Excerpt to read:
## BEGIN

# Check this out



## skylineimports (Dec 23, 2005)

240sx with Rb26dett motor for sale at 9secondracing.com

http://www.9secondracing.com/partnu...rtcat/39/1997-240SX-w/-RB26DETT-show-car.html


----------



## Nismo240 (Jul 24, 2004)

saw that in a magazine along time ago.


----------



## Joel (Jun 11, 2003)

very nice and clean! not 9 seconds though


----------



## R34MAN (Jan 10, 2006)

skylineimports said:


> 240sx with Rb26dett motor for sale at 9secondracing.com
> 
> http://www.9secondracing.com/partnu...rtcat/39/1997-240SX-w/-RB26DETT-show-car.html



That thing is bad ass.


----------



## sunnydet90 (Sep 10, 2004)

Nismo240 said:


> saw that in a magazine along time ago.


 modified mag if i recall correctly


----------



## Char (Jun 16, 2005)

Thats pretty hot, though I sure as hell wouldnt spend $35000 for it.


----------



## 96skylineguy (Apr 30, 2005)

You guys have no idea about that car if you dont think its worth the $35K asking price. I have ridden in this car, its about as bad ass as they come the guys at 9 Second have been working on both my skylines, my black on and the silver one they bought from me. That 240 is a monster and is VERY CLEAN!!!


----------



## Char (Jun 16, 2005)

## END

Written problem 1:
Decide whether each statement below agrees with the thread about the 240SX with an RB26DETT motor. Answer yes or no, and quote the words of the thread that settle it.
(a) The car was offered for sale at 9secondracing.com.
(b) Char would be willing to pay $35000 for the car.
(c) 96skylineguy has ridden in the car.
Written problem 2:
Answer these questions from the 240SX thread.
(a) In which magazine does sunnydet90 think the car appeared?
(b) How many of 96skylineguy's Skylines have the guys at 9 Second worked on?
(c) What does Joel say the car is not?
Written problem 3:
Write the next post in the 240SX thread, following its last header.

Element-and-box listings:
## BEGIN

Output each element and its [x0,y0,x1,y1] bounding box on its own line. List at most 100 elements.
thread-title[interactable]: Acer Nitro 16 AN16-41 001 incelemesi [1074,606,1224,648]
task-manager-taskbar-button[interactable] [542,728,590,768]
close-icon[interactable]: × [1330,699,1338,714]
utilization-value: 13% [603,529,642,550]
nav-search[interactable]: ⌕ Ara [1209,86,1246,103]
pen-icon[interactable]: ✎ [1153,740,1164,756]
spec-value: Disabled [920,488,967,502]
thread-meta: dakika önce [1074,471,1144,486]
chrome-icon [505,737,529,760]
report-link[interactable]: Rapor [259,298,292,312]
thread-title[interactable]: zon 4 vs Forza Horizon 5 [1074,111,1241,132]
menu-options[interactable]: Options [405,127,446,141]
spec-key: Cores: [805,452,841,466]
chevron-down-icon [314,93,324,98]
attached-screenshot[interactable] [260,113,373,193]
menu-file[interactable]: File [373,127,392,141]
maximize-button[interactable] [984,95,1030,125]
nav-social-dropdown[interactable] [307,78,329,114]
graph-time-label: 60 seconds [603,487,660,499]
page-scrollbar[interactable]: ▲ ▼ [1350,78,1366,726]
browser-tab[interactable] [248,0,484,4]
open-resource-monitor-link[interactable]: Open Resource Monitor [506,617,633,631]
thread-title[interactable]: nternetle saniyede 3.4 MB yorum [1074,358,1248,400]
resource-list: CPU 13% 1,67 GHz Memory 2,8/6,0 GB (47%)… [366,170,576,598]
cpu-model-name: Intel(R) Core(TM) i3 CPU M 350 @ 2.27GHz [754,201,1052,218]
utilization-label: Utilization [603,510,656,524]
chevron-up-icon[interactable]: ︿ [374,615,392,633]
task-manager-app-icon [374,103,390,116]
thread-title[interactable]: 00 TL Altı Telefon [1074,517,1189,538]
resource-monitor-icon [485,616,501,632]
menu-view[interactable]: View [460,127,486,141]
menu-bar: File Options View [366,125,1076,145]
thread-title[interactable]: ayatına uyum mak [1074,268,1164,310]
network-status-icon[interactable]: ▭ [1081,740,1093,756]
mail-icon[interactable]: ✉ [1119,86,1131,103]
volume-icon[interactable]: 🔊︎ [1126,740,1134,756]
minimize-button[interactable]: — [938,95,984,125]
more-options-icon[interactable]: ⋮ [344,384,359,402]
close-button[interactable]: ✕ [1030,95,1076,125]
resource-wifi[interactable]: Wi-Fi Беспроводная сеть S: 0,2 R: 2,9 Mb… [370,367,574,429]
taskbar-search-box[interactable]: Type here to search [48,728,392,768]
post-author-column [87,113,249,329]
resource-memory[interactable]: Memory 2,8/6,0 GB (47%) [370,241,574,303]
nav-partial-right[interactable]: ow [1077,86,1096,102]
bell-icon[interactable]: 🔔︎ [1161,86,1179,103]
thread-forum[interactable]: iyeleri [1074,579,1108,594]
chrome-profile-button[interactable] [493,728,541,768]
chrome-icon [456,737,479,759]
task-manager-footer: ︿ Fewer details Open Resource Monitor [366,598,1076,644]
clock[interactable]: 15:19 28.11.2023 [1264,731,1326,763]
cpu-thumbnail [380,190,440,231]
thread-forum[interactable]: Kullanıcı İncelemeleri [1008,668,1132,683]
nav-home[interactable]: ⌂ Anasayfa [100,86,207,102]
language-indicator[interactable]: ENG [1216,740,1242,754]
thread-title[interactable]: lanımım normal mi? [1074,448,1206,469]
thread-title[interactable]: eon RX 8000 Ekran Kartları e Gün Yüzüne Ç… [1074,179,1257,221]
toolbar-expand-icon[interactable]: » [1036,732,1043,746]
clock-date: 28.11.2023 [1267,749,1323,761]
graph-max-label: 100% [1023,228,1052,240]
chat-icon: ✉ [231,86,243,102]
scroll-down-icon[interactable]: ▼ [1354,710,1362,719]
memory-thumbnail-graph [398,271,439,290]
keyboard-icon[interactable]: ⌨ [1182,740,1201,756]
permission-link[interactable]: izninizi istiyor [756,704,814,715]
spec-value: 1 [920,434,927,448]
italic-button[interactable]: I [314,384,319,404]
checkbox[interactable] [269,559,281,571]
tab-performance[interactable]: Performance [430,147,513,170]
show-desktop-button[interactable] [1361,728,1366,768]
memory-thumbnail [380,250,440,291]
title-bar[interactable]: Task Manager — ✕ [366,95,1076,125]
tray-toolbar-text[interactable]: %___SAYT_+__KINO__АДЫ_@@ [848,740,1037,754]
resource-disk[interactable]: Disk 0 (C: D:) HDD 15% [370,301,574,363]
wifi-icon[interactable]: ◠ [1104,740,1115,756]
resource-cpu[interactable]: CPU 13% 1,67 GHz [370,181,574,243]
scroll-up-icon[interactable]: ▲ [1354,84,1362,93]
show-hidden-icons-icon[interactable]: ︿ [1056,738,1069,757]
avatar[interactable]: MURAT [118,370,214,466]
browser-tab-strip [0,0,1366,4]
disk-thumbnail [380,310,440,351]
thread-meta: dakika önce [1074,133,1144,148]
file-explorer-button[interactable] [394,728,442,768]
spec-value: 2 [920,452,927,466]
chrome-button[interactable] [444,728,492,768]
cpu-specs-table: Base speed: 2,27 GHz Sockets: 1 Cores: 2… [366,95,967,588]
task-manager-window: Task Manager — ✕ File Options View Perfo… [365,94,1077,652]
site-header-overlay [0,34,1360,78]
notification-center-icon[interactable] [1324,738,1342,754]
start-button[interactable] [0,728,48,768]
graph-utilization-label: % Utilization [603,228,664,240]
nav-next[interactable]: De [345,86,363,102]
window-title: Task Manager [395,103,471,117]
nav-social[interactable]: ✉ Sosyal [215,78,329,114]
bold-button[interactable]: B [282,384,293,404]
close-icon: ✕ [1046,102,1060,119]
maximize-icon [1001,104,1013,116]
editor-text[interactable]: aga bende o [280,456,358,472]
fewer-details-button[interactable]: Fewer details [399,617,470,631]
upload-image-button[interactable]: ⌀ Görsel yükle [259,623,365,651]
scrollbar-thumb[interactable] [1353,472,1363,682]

## END

Expected output 1:
(a) Yes: "240sx with Rb26dett motor for sale at 9secondracing.com"
(b) No: "though I sure as hell wouldnt spend $35000 for it"
(c) Yes: "I have ridden in this car"

Expected output 2:
(a) Modified mag
(b) Two: a black one and a silver one
(c) 9 seconds

Expected output 3:
Yeah but Id rather put one togeather mysef.. thats why I wouldnt pay that price.


----------



## Nismo240 (Jul 24, 2004)

sunnydet90 said:


> modified mag if i recall correctly


yeah, you're right. i've actually still that isssue.


----------



## KA24Tech (Feb 2, 2004)

That S14 is extremely well done as well as extremely fast. That car has a lot more than the 35K asking price in it. I think you would be hard-pressed to build an S14 with a built RB26 and spend much less unless you would cut corners.

Troy


----------



## The$nail (Jul 29, 2005)

Here is my old car. It was about 12k to build, rb26,5lug, diff, PowerFC, etc.. S14 chassies is 1k more, but I cant see where the other 23K comes from. I could see 8k, but not 23. I would spend 35k on something else.


----------



## Char (Jun 16, 2005)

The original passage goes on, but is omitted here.